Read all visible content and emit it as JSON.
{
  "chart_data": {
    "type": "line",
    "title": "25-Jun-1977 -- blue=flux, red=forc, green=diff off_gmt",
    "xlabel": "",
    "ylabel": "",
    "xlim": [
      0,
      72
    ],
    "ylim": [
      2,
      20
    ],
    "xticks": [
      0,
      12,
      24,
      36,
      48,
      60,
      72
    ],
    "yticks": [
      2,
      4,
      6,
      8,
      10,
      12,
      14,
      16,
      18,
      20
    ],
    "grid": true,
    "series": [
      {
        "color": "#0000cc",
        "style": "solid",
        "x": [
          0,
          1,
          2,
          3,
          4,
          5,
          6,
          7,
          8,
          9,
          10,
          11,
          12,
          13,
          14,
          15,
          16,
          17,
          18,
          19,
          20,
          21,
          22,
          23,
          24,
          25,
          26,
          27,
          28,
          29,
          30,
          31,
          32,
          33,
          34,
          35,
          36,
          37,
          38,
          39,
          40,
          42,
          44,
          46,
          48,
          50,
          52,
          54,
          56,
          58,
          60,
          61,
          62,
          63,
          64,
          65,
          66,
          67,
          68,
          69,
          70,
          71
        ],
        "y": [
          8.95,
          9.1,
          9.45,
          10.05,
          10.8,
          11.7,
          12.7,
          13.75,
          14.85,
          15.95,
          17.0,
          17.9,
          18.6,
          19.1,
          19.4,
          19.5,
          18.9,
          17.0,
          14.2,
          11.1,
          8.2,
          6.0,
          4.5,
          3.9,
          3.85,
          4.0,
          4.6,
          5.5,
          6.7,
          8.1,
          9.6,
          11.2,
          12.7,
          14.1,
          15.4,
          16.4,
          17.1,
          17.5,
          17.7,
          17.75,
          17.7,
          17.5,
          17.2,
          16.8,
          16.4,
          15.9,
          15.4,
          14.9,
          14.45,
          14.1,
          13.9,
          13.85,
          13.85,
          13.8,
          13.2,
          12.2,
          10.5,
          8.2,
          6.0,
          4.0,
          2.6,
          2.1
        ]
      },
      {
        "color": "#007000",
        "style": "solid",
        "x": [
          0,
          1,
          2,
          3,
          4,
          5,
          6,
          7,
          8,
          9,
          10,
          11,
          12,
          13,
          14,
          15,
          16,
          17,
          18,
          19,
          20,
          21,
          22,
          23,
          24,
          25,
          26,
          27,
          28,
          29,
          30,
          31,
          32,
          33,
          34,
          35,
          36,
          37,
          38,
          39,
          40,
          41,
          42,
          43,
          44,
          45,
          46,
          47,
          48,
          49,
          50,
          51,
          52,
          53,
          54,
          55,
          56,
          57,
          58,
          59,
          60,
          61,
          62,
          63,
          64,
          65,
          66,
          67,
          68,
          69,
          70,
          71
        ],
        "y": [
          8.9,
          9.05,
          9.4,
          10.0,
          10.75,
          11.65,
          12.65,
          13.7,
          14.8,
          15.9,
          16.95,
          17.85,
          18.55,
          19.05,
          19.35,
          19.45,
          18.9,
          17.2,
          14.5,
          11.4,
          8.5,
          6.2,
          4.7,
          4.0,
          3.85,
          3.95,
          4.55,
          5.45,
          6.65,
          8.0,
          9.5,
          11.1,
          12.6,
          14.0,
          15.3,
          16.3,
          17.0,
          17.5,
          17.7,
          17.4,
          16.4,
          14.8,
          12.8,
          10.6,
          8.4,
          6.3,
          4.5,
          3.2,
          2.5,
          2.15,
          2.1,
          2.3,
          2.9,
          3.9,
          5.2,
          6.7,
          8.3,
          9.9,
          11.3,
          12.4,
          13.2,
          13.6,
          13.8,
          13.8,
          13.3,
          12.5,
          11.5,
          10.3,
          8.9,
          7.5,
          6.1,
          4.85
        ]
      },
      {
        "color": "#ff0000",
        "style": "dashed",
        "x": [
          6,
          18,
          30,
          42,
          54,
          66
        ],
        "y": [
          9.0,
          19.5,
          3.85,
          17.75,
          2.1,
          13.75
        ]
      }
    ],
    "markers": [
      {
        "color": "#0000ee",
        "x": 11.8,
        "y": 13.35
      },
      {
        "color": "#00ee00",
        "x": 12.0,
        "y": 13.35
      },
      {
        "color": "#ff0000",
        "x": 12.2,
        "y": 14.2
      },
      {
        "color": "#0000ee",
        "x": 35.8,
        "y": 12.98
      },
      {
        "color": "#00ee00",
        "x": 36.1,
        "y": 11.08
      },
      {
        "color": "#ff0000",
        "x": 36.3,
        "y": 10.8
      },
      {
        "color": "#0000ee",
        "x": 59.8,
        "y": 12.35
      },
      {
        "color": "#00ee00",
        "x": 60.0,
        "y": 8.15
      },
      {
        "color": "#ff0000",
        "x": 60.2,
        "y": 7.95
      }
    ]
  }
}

▸ **REQUIRED WORK**:
Copy out each line above, character for character.

▸ **FINAL RESULT**:
Read all visible content and emit it as JSON.
{
  "chart_data": {
    "type": "line",
    "title": "25-Jun-1977 -- blue=flux, red=forc, green=diff off_gmt",
    "xlabel": "",
    "ylabel": "",
    "xlim": [
      0,
      72
    ],
    "ylim": [
      2,
      20
    ],
    "xticks": [
      0,
      12,
      24,
      36,
      48,
      60,
      72
    ],
    "yticks": [
      2,
      4,
      6,
      8,
      10,
      12,
      14,
      16,
      18,
      20
    ],
    "grid": true,
    "series": [
      {
        "color": "#0000cc",
        "style": "solid",
        "x": [
          0,
          1,
          2,
          3,
          4,
          5,
          6,
          7,
          8,
          9,
          10,
          11,
          12,
          13,
          14,
          15,
          16,
          17,
          18,
          19,
          20,
          21,
          22,
          23,
          24,
          25,
          26,
          27,
          28,
          29,
          30,
          31,
          32,
          33,
          34,
          35,
          36,
          37,
          38,
          39,
          40,
          42,
          44,
          46,
          48,
          50,
          52,
          54,
          56,
          58,
          60,
          61,
          62,
          63,
          64,
          65,
          66,
          67,
          68,
          69,
          70,
          71
        ],
        "y": [
          8.95,
          9.1,
          9.45,
          10.05,
          10.8,
          11.7,
          12.7,
          13.75,
          14.85,
          15.95,
          17.0,
          17.9,
          18.6,
          19.1,
          19.4,
          19.5,
          18.9,
          17.0,
          14.2,
          11.1,
          8.2,
          6.0,
          4.5,
          3.9,
          3.85,
          4.0,
          4.6,
          5.5,
          6.7,
          8.1,
          9.6,
          11.2,
          12.7,
          14.1,
          15.4,
          16.4,
          17.1,
          17.5,
          17.7,
          17.75,
          17.7,
          17.5,
          17.2,
          16.8,
          16.4,
          15.9,
          15.4,
          14.9,
          14.45,
          14.1,
          13.9,
          13.85,
          13.85,
          13.8,
          13.2,
          12.2,
          10.5,
          8.2,
          6.0,
          4.0,
          2.6,
          2.1
        ]
      },
      {
        "color": "#007000",
        "style": "solid",
        "x": [
          0,
          1,
          2,
          3,
          4,
          5,
          6,
          7,
          8,
          9,
          10,
          11,
          12,
          13,
          14,
          15,
          16,
          17,
          18,
          19,
          20,
          21,
          22,
          23,
          24,
          25,
          26,
          27,
          28,
          29,
          30,
          31,
          32,
          33,
          34,
          35,
          36,
          37,
          38,
          39,
          40,
          41,
          42,
          43,
          44,
          45,
          46,
          47,
          48,
          49,
          50,
          51,
          52,
          53,
          54,
          55,
          56,
          57,
          58,
          59,
          60,
          61,
          62,
          63,
          64,
          65,
          66,
          67,
          68,
          69,
          70,
          71
        ],
        "y": [
          8.9,
          9.05,
          9.4,
          10.0,
          10.75,
          11.65,
          12.65,
          13.7,
          14.8,
          15.9,
          16.95,
          17.85,
          18.55,
          19.05,
          19.35,
          19.45,
          18.9,
          17.2,
          14.5,
          11.4,
          8.5,
          6.2,
          4.7,
          4.0,
          3.85,
          3.95,
          4.55,
          5.45,
          6.65,
          8.0,
          9.5,
          11.1,
          12.6,
          14.0,
          15.3,
          16.3,
          17.0,
          17.5,
          17.7,
          17.4,
          16.4,
          14.8,
          12.8,
          10.6,
          8.4,
          6.3,
          4.5,
          3.2,
          2.5,
          2.15,
          2.1,
          2.3,
          2.9,
          3.9,
          5.2,
          6.7,
          8.3,
          9.9,
          11.3,
          12.4,
          13.2,
          13.6,
          13.8,
          13.8,
          13.3,
          12.5,
          11.5,
          10.3,
          8.9,
          7.5,
          6.1,
          4.85
        ]
      },
      {
        "color": "#ff0000",
        "style": "dashed",
        "x": [
          6,
          18,
          30,
          42,
          54,
          66
        ],
        "y": [
          9.0,
          19.5,
          3.85,
          17.75,
          2.1,
          13.75
        ]
      }
    ],
    "markers": [
      {
        "color": "#0000ee",
        "x": 11.8,
        "y": 13.35
      },
      {
        "color": "#00ee00",
        "x": 12.0,
        "y": 13.35
      },
      {
        "color": "#ff0000",
        "x": 12.2,
        "y": 14.2
      },
      {
        "color": "#0000ee",
        "x": 35.8,
        "y": 12.98
      },
      {
        "color": "#00ee00",
        "x": 36.1,
        "y": 11.08
      },
      {
        "color": "#ff0000",
        "x": 36.3,
        "y": 10.8
      },
      {
        "color": "#0000ee",
        "x": 59.8,
        "y": 12.35
      },
      {
        "color": "#00ee00",
        "x": 60.0,
        "y": 8.15
      },
      {
        "color": "#ff0000",
        "x": 60.2,
        "y": 7.95
      }
    ]
  }
}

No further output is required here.